- **PROBLEM**
Retype each entry below, keeping every character the same.

** start of LISTED ENTRIES **

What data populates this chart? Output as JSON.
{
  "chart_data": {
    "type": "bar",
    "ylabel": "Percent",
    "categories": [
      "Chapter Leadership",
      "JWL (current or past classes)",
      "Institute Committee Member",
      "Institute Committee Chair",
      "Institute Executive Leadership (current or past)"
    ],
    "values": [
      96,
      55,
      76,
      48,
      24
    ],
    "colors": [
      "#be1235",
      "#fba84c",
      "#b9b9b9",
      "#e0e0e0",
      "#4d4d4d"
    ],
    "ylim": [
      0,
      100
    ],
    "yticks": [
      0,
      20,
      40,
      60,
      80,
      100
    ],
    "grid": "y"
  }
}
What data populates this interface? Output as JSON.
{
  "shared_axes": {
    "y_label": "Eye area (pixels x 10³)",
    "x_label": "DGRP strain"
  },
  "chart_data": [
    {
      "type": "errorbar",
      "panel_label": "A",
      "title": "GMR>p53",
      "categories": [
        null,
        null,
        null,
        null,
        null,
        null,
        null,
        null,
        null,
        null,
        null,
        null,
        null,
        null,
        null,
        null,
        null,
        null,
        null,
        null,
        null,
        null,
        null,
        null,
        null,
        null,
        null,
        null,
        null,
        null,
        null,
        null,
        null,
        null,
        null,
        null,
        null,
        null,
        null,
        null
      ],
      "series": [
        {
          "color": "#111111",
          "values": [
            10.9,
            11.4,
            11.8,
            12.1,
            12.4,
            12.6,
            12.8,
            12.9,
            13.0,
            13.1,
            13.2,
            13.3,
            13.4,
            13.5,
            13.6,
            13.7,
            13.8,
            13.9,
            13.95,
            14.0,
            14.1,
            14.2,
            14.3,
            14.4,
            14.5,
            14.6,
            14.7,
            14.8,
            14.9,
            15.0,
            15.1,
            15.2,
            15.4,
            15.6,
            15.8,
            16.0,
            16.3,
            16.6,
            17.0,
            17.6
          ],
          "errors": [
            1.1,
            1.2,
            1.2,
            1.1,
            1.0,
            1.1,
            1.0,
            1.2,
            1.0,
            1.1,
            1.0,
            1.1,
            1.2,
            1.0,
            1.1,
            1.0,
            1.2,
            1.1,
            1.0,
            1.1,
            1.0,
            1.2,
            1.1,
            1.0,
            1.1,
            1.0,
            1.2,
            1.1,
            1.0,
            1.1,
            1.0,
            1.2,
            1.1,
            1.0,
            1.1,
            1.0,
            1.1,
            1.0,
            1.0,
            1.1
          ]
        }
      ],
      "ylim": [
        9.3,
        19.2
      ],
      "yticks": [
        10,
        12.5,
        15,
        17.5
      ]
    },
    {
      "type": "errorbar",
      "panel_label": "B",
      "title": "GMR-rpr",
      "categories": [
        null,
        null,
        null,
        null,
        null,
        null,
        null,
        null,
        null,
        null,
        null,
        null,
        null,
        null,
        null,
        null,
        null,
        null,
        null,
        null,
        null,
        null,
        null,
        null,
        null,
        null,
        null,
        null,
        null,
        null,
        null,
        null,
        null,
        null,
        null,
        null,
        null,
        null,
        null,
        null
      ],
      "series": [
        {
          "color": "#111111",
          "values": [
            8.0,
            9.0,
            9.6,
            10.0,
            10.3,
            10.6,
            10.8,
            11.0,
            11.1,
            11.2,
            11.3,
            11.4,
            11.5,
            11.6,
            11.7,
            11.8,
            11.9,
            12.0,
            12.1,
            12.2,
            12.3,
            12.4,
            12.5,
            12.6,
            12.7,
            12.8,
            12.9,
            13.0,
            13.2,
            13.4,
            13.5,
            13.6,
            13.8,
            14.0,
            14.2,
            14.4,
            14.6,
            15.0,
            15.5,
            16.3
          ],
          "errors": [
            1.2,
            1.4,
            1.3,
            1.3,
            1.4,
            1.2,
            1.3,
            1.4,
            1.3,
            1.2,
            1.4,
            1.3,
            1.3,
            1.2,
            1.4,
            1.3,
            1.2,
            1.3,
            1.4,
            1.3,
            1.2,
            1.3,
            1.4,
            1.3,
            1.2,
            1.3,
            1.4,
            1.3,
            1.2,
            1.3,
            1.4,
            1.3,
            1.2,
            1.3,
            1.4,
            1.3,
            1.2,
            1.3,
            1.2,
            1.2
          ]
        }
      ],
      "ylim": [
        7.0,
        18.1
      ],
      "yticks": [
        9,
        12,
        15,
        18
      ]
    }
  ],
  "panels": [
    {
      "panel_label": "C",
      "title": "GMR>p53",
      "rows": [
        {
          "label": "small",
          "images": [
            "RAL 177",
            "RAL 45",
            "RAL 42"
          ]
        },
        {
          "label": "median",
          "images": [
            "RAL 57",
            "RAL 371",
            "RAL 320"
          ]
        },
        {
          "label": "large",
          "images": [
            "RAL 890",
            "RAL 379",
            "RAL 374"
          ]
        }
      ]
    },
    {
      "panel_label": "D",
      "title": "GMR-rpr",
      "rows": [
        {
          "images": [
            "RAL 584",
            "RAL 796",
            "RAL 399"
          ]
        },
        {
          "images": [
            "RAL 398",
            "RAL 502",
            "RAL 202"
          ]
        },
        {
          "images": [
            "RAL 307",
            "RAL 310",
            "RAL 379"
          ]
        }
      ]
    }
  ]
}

** end of LISTED ENTRIES **

- **COMPLETE RESPONSE**
What data populates this chart? Output as JSON.
{
  "chart_data": {
    "type": "bar",
    "ylabel": "Percent",
    "categories": [
      "Chapter Leadership",
      "JWL (current or past classes)",
      "Institute Committee Member",
      "Institute Committee Chair",
      "Institute Executive Leadership (current or past)"
    ],
    "values": [
      96,
      55,
      76,
      48,
      24
    ],
    "colors": [
      "#be1235",
      "#fba84c",
      "#b9b9b9",
      "#e0e0e0",
      "#4d4d4d"
    ],
    "ylim": [
      0,
      100
    ],
    "yticks": [
      0,
      20,
      40,
      60,
      80,
      100
    ],
    "grid": "y"
  }
}
What data populates this interface? Output as JSON.
{
  "shared_axes": {
    "y_label": "Eye area (pixels x 10³)",
    "x_label": "DGRP strain"
  },
  "chart_data": [
    {
      "type": "errorbar",
      "panel_label": "A",
      "title": "GMR>p53",
      "categories": [
        null,
        null,
        null,
        null,
        null,
        null,
        null,
        null,
        null,
        null,
        null,
        null,
        null,
        null,
        null,
        null,
        null,
        null,
        null,
        null,
        null,
        null,
        null,
        null,
        null,
        null,
        null,
        null,
        null,
        null,
        null,
        null,
        null,
        null,
        null,
        null,
        null,
        null,
        null,
        null
      ],
      "series": [
        {
          "color": "#111111",
          "values": [
            10.9,
            11.4,
            11.8,
            12.1,
            12.4,
            12.6,
            12.8,
            12.9,
            13.0,
            13.1,
            13.2,
            13.3,
            13.4,
            13.5,
            13.6,
            13.7,
            13.8,
            13.9,
            13.95,
            14.0,
            14.1,
            14.2,
            14.3,
            14.4,
            14.5,
            14.6,
            14.7,
            14.8,
            14.9,
            15.0,
            15.1,
            15.2,
            15.4,
            15.6,
            15.8,
            16.0,
            16.3,
            16.6,
            17.0,
            17.6
          ],
          "errors": [
            1.1,
            1.2,
            1.2,
            1.1,
            1.0,
            1.1,
            1.0,
            1.2,
            1.0,
            1.1,
            1.0,
            1.1,
            1.2,
            1.0,
            1.1,
            1.0,
            1.2,
            1.1,
            1.0,
            1.1,
            1.0,
            1.2,
            1.1,
            1.0,
            1.1,
            1.0,
            1.2,
            1.1,
            1.0,
            1.1,
            1.0,
            1.2,
            1.1,
            1.0,
            1.1,
            1.0,
            1.1,
            1.0,
            1.0,
            1.1
          ]
        }
      ],
      "ylim": [
        9.3,
        19.2
      ],
      "yticks": [
        10,
        12.5,
        15,
        17.5
      ]
    },
    {
      "type": "errorbar",
      "panel_label": "B",
      "title": "GMR-rpr",
      "categories": [
        null,
        null,
        null,
        null,
        null,
        null,
        null,
        null,
        null,
        null,
        null,
        null,
        null,
        null,
        null,
        null,
        null,
        null,
        null,
        null,
        null,
        null,
        null,
        null,
        null,
        null,
        null,
        null,
        null,
        null,
        null,
        null,
        null,
        null,
        null,
        null,
        null,
        null,
        null,
        null
      ],
      "series": [
        {
          "color": "#111111",
          "values": [
            8.0,
            9.0,
            9.6,
            10.0,
            10.3,
            10.6,
            10.8,
            11.0,
            11.1,
            11.2,
            11.3,
            11.4,
            11.5,
            11.6,
            11.7,
            11.8,
            11.9,
            12.0,
            12.1,
            12.2,
            12.3,
            12.4,
            12.5,
            12.6,
            12.7,
            12.8,
            12.9,
            13.0,
            13.2,
            13.4,
            13.5,
            13.6,
            13.8,
            14.0,
            14.2,
            14.4,
            14.6,
            15.0,
            15.5,
            16.3
          ],
          "errors": [
            1.2,
            1.4,
            1.3,
            1.3,
            1.4,
            1.2,
            1.3,
            1.4,
            1.3,
            1.2,
            1.4,
            1.3,
            1.3,
            1.2,
            1.4,
            1.3,
            1.2,
            1.3,
            1.4,
            1.3,
            1.2,
            1.3,
            1.4,
            1.3,
            1.2,
            1.3,
            1.4,
            1.3,
            1.2,
            1.3,
            1.4,
            1.3,
            1.2,
            1.3,
            1.4,
            1.3,
            1.2,
            1.3,
            1.2,
            1.2
          ]
        }
      ],
      "ylim": [
        7.0,
        18.1
      ],
      "yticks": [
        9,
        12,
        15,
        18
      ]
    }
  ],
  "panels": [
    {
      "panel_label": "C",
      "title": "GMR>p53",
      "rows": [
        {
          "label": "small",
          "images": [
            "RAL 177",
            "RAL 45",
            "RAL 42"
          ]
        },
        {
          "label": "median",
          "images": [
            "RAL 57",
            "RAL 371",
            "RAL 320"
          ]
        },
        {
          "label": "large",
          "images": [
            "RAL 890",
            "RAL 379",
            "RAL 374"
          ]
        }
      ]
    },
    {
      "panel_label": "D",
      "title": "GMR-rpr",
      "rows": [
        {
          "images": [
            "RAL 584",
            "RAL 796",
            "RAL 399"
          ]
        },
        {
          "images": [
            "RAL 398",
            "RAL 502",
            "RAL 202"
          ]
        },
        {
          "images": [
            "RAL 307",
            "RAL 310",
            "RAL 379"
          ]
        }
      ]
    }
  ]
}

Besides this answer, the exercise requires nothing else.